→ Text provided
•••

Tide Pools and Mussle ID?

fretfreak13

Active Member
I went to St. Petersburg FL a few years ago, long before I got into saltwater tanks. While my brother and I were trying to build a sandcastle, we went down to the waterline where the water recedes and leaves the sand wet, and dug some up for castle report. What we found were really cool! Amazingly colored mussles that, once you put them back on the wet sand, they wiggle and burrow until they're covred again. We alsofound a few "bugs" which scared the hell out of me, but now I know what they are. SWF sells them as sandsifting crabs.
My questions are would both these little crabs and mussles be good sand sifters for an aquarium? Also, is it leagal to take them from the beach? There are millions of them. In every handful of sand we turned over, there was at least twenty mussles, and in every five handfuls there was at least one crab.

•••

→ Source data
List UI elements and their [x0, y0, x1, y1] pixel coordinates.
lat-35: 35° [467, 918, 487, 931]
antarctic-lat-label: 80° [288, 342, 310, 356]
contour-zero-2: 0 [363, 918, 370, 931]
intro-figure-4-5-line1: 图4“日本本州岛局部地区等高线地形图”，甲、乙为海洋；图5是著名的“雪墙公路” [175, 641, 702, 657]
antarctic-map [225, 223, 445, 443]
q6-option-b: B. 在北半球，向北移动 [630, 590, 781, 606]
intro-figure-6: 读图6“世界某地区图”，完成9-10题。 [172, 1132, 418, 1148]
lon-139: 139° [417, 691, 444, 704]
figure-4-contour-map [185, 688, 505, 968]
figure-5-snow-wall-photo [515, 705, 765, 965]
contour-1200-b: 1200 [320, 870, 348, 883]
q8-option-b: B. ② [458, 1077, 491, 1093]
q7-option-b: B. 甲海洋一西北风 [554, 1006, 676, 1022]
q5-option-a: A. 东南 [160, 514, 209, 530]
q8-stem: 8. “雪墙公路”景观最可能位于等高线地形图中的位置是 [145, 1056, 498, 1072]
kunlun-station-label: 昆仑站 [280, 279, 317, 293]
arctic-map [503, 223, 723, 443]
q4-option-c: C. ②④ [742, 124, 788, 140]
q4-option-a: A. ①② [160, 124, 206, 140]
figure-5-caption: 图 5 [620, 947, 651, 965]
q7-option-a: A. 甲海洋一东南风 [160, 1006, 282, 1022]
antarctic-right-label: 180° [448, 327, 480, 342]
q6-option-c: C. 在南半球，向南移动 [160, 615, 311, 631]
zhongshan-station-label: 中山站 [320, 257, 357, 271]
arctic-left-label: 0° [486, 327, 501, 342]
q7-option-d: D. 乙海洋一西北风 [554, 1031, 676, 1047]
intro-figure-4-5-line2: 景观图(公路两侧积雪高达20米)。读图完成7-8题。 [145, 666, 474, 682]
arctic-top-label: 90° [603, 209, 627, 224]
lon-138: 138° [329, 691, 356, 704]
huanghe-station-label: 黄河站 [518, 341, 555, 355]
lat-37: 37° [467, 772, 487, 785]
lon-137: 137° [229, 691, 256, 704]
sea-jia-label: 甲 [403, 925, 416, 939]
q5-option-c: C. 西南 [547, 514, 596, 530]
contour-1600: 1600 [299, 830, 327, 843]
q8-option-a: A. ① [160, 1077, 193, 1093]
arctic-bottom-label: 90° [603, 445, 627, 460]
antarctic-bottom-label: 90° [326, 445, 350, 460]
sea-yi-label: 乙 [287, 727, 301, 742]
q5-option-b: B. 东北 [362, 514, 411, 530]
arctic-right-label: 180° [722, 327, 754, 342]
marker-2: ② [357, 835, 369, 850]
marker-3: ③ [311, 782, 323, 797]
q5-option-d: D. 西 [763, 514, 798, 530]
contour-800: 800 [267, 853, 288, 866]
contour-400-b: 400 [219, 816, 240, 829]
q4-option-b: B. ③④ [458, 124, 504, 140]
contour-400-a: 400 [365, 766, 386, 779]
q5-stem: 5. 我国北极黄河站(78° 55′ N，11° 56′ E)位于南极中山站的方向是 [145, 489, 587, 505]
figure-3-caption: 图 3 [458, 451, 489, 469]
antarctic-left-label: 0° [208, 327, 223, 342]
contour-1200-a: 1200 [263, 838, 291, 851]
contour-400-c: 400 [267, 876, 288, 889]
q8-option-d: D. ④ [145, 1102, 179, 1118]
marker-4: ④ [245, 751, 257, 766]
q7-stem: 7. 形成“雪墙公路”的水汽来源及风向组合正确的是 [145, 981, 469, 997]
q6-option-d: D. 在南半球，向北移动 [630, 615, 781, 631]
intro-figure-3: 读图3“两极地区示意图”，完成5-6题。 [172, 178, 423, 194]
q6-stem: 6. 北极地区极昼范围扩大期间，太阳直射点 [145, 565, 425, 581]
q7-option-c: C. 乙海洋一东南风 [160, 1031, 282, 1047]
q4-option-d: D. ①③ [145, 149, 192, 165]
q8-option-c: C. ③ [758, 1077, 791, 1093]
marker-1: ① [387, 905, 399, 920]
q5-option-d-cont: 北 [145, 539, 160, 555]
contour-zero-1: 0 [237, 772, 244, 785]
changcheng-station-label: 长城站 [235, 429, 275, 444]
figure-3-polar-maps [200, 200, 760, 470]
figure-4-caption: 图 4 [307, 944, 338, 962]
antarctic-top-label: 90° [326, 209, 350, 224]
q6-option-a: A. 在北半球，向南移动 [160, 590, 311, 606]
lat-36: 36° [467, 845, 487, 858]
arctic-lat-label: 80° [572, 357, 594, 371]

•••

→ Assigned task A
From the forum post, list every expression that gives how many animals the poster found or saw on the beach.
→ Assigned task B
Return the part of the forum post from "fretfreak13" up to and including "least one crab.".
→ Assigned task C
Resume the forum post about the beach mussels and crabs, starting after its last sentence.

→ Written reply A
- a few "bugs"
- millions of them
- at least twenty mussles in every handful of sand
- at least one crab in every five handfuls

→ Written reply B
fretfreak13

Active Member
I went to St. Petersburg FL a few years ago, long before I got into saltwater tanks. While my brother and I were trying to build a sandcastle, we went down to the waterline where the water recedes and leaves the sand wet, and dug some up for castle report. What we found were really cool! Amazingly colored mussles that, once you put them back on the wet sand, they wiggle and burrow until they're covred again. We alsofound a few "bugs" which scared the hell out of me, but now I know what they are. SWF sells them as sandsifting crabs.
My questions are would both these little crabs and mussles be good sand sifters for an aquarium? Also, is it leagal to take them from the beach? There are millions of them. In every handful of sand we turned over, there was at least twenty mussles, and in every five handfuls there was at least one crab.

→ Written reply C
Also, does anyone know where it's legal to collect from tidepools? I'd like to maybe bug my family to go somewhere like that on vacation this summer. Posted below is a picture of the mussles, and something else we found swimming in the water. We picked it up and it felt like a slug. it was about as big of the palm of my hand, and when it was placed back in the water it used its flaps of skin, I guess, to swim. Looked like it was flying. I don't want it in a tank, just to know what it was. We named him Slugbob Mushpants. =P


 

kingtriton

Member
those mussels are coquinas, they don't do well in the aquarium...I had brought a handful home after snorkeling one day and put them in the tank, the died pretty quick...they have a really specialized diet and need to be in the surf to filter feed. They do make good food for your fish though
...my hermits opened them up and then it was a big coquina party in my tank lol...oh and they make for excellent soup!!

that slug creature looks like some sort of sea hare, not sure though...but that's what it looks like. Ive seen many of them swimming along the shore, but not sure how they would do in the tank.